- **Stored data**
## Begin

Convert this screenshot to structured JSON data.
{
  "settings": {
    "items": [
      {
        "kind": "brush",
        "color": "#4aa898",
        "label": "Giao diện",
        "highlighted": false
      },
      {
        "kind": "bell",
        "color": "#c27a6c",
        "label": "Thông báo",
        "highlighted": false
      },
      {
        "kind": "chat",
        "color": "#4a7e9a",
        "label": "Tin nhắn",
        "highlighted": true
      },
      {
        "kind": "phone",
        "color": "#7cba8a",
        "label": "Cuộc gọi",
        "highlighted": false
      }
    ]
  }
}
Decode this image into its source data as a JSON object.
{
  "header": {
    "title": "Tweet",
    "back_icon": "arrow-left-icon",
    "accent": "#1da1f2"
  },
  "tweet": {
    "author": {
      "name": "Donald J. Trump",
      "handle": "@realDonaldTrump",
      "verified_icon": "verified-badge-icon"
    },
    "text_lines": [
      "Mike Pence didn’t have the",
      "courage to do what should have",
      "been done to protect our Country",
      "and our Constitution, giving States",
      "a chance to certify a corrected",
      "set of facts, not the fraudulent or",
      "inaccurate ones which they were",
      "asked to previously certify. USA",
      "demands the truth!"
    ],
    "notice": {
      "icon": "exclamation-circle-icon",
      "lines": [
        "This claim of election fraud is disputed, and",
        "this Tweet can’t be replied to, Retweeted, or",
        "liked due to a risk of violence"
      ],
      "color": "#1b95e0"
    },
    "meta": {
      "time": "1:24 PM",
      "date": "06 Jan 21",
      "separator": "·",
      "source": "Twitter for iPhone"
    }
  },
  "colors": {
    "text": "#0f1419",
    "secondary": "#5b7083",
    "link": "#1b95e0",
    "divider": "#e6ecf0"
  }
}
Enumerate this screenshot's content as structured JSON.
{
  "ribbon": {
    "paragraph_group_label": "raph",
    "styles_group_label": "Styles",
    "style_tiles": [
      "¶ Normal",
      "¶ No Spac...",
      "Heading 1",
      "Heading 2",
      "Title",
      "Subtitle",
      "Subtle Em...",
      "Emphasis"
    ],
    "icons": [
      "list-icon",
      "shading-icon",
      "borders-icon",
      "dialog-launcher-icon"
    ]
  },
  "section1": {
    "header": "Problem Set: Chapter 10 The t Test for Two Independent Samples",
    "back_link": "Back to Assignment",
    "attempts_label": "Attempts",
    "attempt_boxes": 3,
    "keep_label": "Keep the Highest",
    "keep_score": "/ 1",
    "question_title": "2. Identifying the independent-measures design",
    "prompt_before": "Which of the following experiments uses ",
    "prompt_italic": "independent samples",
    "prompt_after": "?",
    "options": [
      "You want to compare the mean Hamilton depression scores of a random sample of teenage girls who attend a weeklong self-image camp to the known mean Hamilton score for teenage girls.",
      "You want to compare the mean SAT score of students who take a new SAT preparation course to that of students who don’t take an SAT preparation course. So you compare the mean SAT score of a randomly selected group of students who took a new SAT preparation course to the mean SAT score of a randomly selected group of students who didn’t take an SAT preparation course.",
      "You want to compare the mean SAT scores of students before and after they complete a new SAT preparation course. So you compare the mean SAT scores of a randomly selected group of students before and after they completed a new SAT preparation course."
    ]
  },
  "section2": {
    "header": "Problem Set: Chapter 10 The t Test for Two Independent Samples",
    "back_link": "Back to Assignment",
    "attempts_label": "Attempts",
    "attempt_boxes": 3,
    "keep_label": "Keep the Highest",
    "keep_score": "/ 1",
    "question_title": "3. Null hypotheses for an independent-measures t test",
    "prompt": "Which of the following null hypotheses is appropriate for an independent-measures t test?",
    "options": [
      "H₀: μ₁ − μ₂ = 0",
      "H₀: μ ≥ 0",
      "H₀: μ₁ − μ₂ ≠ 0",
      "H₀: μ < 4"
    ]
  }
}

## End

- **Your objective**
Gather each line that holds "screenshot".

- **Reply to the task**
Convert this screenshot to structured JSON data.
Enumerate this screenshot's content as structured JSON.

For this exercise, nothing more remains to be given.